─── Extracted entries
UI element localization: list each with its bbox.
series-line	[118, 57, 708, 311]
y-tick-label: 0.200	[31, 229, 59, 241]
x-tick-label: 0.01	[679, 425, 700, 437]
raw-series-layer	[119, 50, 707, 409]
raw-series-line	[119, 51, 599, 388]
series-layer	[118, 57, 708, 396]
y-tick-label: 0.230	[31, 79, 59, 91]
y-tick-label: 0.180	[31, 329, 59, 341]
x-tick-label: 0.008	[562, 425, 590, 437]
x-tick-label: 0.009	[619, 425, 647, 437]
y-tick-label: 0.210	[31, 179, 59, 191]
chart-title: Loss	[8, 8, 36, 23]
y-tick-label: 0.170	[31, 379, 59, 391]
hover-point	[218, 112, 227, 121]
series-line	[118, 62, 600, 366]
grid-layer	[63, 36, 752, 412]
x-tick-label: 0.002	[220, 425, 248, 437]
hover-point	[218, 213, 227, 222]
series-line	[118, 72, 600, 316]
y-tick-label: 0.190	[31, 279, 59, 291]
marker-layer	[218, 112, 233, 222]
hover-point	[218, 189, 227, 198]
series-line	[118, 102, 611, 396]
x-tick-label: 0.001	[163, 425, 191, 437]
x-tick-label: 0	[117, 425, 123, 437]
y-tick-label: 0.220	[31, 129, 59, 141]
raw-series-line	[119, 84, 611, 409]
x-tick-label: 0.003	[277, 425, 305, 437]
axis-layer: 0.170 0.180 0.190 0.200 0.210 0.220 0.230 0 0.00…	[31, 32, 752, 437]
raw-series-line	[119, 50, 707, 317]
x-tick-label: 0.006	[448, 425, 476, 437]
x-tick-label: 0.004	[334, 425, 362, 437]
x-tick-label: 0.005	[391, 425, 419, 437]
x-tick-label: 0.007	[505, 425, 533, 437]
──────
→ **Required work**
Copy the listing above verbatim, every line in order.

→ **The reply**
UI element localization: list each with its bbox.
series-line	[118, 57, 708, 311]
y-tick-label: 0.200	[31, 229, 59, 241]
x-tick-label: 0.01	[679, 425, 700, 437]
raw-series-layer	[119, 50, 707, 409]
raw-series-line	[119, 51, 599, 388]
series-layer	[118, 57, 708, 396]
y-tick-label: 0.230	[31, 79, 59, 91]
y-tick-label: 0.180	[31, 329, 59, 341]
x-tick-label: 0.008	[562, 425, 590, 437]
x-tick-label: 0.009	[619, 425, 647, 437]
y-tick-label: 0.210	[31, 179, 59, 191]
chart-title: Loss	[8, 8, 36, 23]
y-tick-label: 0.170	[31, 379, 59, 391]
hover-point	[218, 112, 227, 121]
series-line	[118, 62, 600, 366]
grid-layer	[63, 36, 752, 412]
x-tick-label: 0.002	[220, 425, 248, 437]
hover-point	[218, 213, 227, 222]
series-line	[118, 72, 600, 316]
y-tick-label: 0.190	[31, 279, 59, 291]
marker-layer	[218, 112, 233, 222]
hover-point	[218, 189, 227, 198]
series-line	[118, 102, 611, 396]
x-tick-label: 0.001	[163, 425, 191, 437]
x-tick-label: 0	[117, 425, 123, 437]
y-tick-label: 0.220	[31, 129, 59, 141]
raw-series-line	[119, 84, 611, 409]
x-tick-label: 0.003	[277, 425, 305, 437]
axis-layer: 0.170 0.180 0.190 0.200 0.210 0.220 0.230 0 0.00…	[31, 32, 752, 437]
raw-series-line	[119, 50, 707, 317]
x-tick-label: 0.006	[448, 425, 476, 437]
x-tick-label: 0.004	[334, 425, 362, 437]
x-tick-label: 0.005	[391, 425, 419, 437]
x-tick-label: 0.007	[505, 425, 533, 437]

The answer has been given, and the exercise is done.